** START RECORDS SUPPLIED **

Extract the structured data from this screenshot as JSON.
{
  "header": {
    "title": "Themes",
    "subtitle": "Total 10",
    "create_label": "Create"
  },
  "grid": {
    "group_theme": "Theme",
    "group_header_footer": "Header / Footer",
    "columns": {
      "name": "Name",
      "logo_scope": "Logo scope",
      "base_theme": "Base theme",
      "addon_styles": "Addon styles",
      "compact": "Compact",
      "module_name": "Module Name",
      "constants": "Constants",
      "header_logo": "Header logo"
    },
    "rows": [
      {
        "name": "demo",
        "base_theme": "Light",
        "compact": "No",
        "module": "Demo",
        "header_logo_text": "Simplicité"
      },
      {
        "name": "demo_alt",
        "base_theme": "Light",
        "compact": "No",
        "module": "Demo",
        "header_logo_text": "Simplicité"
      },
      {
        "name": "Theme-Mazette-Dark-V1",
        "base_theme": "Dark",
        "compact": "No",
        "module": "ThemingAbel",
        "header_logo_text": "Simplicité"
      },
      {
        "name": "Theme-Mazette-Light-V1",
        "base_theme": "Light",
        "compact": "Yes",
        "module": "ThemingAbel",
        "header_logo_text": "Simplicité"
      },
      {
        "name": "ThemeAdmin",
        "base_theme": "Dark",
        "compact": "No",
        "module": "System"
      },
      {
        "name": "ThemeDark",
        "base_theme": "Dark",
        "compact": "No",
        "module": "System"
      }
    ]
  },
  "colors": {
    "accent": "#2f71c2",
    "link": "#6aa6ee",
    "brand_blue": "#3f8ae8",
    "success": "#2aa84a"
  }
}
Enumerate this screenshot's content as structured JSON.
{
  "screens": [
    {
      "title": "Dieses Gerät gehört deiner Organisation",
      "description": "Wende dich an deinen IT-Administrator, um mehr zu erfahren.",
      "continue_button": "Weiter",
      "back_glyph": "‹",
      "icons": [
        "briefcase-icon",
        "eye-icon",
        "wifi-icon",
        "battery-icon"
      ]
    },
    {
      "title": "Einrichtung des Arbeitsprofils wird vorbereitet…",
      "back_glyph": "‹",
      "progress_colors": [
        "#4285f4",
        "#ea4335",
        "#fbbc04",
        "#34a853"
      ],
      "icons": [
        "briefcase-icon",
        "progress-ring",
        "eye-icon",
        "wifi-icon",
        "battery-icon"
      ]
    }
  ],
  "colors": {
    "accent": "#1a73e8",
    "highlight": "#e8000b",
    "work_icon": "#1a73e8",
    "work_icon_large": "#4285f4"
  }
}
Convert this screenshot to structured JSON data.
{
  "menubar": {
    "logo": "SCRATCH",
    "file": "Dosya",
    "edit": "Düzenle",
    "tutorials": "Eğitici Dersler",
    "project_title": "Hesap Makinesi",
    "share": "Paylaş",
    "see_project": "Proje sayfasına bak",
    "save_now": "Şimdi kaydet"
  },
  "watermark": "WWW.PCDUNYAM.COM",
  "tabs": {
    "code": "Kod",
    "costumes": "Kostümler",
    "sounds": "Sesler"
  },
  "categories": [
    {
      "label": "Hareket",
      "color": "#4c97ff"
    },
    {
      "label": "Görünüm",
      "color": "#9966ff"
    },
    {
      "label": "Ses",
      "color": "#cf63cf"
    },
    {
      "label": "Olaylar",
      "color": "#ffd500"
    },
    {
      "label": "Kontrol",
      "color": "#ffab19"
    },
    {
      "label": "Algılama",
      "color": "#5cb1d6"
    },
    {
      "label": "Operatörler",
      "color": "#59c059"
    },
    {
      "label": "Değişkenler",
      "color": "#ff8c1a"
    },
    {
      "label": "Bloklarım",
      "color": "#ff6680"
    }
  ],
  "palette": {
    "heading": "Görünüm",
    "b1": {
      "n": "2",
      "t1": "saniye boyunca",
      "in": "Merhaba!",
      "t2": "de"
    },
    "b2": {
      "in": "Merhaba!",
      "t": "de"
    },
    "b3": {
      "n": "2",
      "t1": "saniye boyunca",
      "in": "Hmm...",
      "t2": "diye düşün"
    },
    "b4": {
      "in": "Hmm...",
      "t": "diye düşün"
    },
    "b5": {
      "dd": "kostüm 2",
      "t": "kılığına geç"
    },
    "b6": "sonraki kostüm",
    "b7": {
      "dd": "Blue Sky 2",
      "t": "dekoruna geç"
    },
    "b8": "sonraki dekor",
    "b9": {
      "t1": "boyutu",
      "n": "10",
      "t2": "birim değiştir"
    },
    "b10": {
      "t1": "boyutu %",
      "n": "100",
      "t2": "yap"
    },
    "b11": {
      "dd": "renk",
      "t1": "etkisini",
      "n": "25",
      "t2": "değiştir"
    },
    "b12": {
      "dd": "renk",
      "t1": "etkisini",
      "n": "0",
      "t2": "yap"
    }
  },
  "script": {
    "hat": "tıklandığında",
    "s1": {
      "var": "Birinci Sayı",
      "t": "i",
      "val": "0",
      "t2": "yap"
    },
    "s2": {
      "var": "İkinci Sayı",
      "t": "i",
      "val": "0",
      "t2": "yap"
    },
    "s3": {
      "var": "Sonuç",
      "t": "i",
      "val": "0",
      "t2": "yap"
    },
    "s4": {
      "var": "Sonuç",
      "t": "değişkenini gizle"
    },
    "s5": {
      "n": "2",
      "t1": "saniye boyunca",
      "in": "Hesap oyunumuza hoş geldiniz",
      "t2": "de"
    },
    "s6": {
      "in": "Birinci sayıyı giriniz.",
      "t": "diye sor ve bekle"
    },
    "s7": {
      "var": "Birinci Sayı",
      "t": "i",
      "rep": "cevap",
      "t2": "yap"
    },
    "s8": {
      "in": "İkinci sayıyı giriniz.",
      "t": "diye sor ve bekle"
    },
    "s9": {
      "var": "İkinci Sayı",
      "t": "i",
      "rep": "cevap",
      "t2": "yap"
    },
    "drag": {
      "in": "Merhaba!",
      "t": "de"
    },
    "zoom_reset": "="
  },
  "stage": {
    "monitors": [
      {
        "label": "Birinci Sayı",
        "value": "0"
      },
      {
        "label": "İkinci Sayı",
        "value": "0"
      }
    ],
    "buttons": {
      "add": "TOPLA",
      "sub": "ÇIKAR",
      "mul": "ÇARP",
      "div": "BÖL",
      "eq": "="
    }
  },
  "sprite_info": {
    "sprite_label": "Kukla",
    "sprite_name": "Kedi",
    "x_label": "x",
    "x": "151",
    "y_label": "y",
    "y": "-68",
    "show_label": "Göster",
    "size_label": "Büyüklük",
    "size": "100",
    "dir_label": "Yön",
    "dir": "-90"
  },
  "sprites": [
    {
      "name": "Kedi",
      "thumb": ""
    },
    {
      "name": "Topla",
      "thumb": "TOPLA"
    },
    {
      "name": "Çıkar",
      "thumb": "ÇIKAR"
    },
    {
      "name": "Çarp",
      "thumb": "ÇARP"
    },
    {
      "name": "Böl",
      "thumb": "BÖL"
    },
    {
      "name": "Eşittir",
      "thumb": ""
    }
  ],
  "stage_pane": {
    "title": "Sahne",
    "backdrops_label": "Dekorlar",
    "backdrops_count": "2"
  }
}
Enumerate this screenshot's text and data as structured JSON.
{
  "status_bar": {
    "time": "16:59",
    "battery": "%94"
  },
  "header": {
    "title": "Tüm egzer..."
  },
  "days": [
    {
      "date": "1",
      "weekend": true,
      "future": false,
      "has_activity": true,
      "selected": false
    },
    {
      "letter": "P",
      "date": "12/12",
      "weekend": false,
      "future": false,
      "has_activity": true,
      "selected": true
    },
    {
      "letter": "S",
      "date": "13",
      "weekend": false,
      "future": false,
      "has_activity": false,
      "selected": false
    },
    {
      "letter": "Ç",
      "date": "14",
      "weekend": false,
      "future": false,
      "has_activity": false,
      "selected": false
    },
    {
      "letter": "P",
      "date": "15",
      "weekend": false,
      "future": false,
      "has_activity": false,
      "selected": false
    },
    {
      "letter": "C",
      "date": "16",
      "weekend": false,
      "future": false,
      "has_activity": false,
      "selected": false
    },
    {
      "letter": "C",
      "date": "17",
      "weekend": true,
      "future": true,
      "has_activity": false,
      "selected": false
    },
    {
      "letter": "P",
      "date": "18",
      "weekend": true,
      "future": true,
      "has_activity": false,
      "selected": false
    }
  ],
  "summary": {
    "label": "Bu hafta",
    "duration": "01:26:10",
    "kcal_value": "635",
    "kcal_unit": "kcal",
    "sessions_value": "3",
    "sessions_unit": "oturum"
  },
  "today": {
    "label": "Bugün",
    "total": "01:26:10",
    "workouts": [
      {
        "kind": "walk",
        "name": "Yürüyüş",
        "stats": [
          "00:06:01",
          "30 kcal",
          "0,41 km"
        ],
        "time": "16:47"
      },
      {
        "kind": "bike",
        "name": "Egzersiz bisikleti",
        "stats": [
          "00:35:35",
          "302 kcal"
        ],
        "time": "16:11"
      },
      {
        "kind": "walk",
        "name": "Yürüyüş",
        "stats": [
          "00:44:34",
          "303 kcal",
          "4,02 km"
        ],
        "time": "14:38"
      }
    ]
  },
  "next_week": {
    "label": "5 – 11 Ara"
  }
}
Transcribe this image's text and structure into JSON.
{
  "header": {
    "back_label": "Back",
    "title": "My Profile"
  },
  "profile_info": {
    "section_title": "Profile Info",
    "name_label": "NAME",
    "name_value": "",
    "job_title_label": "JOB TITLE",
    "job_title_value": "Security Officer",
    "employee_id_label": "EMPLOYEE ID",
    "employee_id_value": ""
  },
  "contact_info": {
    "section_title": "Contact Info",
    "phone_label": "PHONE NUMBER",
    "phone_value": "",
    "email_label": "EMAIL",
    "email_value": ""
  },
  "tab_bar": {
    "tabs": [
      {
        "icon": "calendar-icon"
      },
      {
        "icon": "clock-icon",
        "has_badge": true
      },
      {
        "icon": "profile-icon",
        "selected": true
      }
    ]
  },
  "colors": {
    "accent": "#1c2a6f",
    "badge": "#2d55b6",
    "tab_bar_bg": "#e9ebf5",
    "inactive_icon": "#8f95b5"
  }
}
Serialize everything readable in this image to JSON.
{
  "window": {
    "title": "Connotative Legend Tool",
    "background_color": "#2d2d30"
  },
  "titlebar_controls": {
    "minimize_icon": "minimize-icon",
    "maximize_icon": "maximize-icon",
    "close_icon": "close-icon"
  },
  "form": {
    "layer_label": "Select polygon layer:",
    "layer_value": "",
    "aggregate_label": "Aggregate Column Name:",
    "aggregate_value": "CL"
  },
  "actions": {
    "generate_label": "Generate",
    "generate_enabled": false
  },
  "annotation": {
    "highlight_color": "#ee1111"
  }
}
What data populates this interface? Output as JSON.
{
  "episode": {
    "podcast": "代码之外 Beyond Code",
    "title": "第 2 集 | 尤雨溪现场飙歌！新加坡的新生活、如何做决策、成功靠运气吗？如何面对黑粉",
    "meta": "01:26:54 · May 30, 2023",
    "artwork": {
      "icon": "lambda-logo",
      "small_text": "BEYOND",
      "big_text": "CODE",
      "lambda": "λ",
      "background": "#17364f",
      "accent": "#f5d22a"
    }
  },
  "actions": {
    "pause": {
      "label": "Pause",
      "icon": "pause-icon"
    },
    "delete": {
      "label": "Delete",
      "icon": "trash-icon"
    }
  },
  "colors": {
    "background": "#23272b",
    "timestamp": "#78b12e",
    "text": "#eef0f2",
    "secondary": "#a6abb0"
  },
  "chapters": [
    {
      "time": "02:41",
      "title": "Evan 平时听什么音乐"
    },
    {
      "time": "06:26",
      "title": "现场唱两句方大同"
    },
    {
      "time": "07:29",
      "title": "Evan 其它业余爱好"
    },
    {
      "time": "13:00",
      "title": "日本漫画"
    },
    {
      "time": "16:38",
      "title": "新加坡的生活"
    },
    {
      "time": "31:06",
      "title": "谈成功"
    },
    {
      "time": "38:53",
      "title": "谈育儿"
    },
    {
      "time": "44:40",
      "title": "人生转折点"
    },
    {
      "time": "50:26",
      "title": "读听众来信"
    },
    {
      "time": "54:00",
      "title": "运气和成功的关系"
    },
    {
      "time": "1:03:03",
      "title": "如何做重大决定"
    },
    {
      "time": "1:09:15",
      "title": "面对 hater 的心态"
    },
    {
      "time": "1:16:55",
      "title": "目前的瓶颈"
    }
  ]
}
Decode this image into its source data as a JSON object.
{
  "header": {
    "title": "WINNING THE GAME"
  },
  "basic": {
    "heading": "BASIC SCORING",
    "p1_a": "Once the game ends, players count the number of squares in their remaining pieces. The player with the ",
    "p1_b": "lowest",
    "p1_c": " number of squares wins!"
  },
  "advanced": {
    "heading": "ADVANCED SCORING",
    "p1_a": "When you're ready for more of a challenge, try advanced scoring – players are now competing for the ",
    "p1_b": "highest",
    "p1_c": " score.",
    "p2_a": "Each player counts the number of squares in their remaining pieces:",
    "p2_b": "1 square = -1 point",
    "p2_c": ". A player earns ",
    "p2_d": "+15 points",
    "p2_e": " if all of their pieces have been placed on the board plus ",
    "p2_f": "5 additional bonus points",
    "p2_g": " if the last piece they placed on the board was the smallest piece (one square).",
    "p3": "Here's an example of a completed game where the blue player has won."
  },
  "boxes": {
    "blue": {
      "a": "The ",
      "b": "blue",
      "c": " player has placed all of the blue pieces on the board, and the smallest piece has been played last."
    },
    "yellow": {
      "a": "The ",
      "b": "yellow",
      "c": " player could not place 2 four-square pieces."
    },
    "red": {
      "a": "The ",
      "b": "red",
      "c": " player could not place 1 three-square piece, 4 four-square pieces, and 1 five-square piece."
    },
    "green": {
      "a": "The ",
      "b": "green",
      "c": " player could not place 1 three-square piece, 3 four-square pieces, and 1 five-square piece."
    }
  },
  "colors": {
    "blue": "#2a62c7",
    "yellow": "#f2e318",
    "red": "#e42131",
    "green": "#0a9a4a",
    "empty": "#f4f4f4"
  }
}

** END RECORDS SUPPLIED **

◆ WHAT TO DO:
Report the number of lines holding the string "data", without any other words.

◆ COMPLETED TASK:
5